What the task requires
Gather all lines from the material that contain the word "color".

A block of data
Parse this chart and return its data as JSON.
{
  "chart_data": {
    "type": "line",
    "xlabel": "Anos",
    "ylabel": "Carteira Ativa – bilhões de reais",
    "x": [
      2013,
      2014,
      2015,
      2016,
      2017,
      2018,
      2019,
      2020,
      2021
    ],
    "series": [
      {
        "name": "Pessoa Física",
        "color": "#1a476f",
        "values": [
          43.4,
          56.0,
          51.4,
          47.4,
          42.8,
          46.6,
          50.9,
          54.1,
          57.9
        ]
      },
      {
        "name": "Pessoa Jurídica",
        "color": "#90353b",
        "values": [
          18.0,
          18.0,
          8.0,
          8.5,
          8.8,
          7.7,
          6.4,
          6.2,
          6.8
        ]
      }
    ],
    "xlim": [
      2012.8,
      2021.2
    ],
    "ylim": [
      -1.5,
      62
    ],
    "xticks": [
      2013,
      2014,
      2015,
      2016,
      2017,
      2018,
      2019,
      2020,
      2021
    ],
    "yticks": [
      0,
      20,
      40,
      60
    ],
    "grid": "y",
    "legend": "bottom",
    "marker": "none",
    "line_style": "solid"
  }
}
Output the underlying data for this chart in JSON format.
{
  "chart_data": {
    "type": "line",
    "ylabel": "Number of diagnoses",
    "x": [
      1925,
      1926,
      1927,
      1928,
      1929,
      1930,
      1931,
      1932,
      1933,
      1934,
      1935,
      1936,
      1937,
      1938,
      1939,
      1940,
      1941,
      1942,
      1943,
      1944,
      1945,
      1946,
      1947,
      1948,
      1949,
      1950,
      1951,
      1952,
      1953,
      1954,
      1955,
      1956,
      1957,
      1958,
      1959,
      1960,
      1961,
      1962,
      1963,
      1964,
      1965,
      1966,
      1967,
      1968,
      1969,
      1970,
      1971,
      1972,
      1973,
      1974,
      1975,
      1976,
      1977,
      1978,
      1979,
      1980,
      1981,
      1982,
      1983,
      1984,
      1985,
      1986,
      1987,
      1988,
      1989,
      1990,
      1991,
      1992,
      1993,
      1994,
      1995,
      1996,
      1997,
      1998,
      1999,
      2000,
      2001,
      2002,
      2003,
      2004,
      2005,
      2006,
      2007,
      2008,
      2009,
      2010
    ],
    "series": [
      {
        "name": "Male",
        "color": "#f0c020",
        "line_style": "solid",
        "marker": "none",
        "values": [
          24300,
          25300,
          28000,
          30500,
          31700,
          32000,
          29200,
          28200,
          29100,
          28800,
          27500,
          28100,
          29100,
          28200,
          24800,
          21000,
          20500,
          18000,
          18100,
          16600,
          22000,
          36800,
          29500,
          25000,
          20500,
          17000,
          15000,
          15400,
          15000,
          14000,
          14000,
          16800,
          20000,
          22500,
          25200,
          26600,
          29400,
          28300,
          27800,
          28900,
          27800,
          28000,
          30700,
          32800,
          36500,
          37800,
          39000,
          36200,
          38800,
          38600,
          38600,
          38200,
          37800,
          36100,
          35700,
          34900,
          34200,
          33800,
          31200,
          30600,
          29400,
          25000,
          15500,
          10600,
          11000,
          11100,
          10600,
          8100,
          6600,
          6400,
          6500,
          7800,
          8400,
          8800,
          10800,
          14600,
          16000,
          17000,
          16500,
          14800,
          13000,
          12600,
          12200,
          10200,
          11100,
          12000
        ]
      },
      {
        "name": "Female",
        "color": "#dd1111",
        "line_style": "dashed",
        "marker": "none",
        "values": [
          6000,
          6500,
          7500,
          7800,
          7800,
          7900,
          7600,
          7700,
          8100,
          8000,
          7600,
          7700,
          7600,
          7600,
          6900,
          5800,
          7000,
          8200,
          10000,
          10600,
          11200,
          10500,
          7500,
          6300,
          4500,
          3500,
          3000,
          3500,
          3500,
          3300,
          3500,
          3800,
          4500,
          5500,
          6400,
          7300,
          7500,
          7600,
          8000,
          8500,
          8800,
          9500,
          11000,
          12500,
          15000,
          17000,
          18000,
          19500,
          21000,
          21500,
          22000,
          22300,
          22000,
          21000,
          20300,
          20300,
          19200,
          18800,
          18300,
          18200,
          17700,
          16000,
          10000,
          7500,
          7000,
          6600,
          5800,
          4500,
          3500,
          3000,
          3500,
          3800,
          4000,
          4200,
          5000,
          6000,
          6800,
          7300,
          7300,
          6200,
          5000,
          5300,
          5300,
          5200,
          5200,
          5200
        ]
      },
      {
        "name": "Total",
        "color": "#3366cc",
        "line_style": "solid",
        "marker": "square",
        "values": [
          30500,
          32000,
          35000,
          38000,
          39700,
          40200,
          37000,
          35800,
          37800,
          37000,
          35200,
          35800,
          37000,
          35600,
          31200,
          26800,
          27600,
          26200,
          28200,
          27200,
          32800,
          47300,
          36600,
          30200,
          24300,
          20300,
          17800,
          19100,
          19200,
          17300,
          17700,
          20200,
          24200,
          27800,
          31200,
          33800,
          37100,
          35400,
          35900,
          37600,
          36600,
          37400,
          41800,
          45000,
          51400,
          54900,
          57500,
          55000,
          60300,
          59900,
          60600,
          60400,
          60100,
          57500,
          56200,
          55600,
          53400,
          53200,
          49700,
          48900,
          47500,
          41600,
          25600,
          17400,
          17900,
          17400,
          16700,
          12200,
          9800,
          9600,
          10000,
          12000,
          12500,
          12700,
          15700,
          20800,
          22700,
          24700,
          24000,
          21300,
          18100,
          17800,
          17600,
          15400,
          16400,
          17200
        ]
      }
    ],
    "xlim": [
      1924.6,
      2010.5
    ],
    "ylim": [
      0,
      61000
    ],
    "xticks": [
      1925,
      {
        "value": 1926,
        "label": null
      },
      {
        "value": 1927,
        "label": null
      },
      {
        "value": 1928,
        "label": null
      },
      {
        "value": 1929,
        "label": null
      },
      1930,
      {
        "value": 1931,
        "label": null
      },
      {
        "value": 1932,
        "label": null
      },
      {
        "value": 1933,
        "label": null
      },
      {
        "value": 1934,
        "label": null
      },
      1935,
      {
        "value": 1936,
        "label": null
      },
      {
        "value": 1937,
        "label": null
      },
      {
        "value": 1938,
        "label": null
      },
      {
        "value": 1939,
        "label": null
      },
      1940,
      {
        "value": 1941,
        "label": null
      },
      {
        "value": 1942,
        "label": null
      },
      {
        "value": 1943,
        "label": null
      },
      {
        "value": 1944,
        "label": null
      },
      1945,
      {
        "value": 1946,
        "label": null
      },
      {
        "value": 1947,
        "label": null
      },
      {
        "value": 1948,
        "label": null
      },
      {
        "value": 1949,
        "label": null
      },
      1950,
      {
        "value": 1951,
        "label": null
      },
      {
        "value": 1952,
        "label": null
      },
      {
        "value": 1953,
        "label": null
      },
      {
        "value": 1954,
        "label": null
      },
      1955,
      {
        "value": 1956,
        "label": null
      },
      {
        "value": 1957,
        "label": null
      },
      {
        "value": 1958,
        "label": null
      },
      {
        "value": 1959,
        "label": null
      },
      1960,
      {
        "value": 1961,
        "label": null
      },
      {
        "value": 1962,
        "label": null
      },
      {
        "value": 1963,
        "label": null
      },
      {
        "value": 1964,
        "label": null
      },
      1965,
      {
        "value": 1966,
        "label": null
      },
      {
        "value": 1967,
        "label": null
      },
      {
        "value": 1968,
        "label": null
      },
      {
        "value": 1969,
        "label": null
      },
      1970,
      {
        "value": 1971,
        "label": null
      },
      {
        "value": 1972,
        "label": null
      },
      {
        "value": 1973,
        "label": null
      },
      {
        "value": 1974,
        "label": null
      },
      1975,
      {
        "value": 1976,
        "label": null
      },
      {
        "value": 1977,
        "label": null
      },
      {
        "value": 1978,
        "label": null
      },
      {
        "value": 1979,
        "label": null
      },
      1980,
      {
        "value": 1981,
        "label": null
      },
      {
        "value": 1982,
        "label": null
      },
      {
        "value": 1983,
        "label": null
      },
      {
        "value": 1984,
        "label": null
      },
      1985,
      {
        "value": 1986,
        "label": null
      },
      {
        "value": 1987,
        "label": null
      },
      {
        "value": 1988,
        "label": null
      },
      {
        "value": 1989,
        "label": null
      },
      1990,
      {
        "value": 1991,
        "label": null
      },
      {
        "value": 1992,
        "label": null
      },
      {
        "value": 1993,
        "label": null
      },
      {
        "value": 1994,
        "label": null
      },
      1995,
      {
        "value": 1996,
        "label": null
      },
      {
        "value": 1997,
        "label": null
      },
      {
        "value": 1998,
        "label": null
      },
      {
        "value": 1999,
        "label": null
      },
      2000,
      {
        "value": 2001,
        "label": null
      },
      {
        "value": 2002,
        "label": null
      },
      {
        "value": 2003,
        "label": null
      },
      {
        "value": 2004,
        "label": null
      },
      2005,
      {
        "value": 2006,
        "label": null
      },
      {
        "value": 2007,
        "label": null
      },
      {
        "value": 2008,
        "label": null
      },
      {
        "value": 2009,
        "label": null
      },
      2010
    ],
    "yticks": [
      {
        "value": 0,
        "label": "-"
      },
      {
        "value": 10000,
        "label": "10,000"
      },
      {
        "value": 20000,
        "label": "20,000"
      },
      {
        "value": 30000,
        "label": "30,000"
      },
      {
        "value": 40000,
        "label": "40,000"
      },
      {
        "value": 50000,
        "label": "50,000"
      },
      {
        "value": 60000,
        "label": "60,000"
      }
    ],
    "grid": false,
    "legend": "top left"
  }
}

The solution
        "color": "#1a476f",
        "color": "#90353b",
        "color": "#f0c020",
        "color": "#dd1111",
        "color": "#3366cc",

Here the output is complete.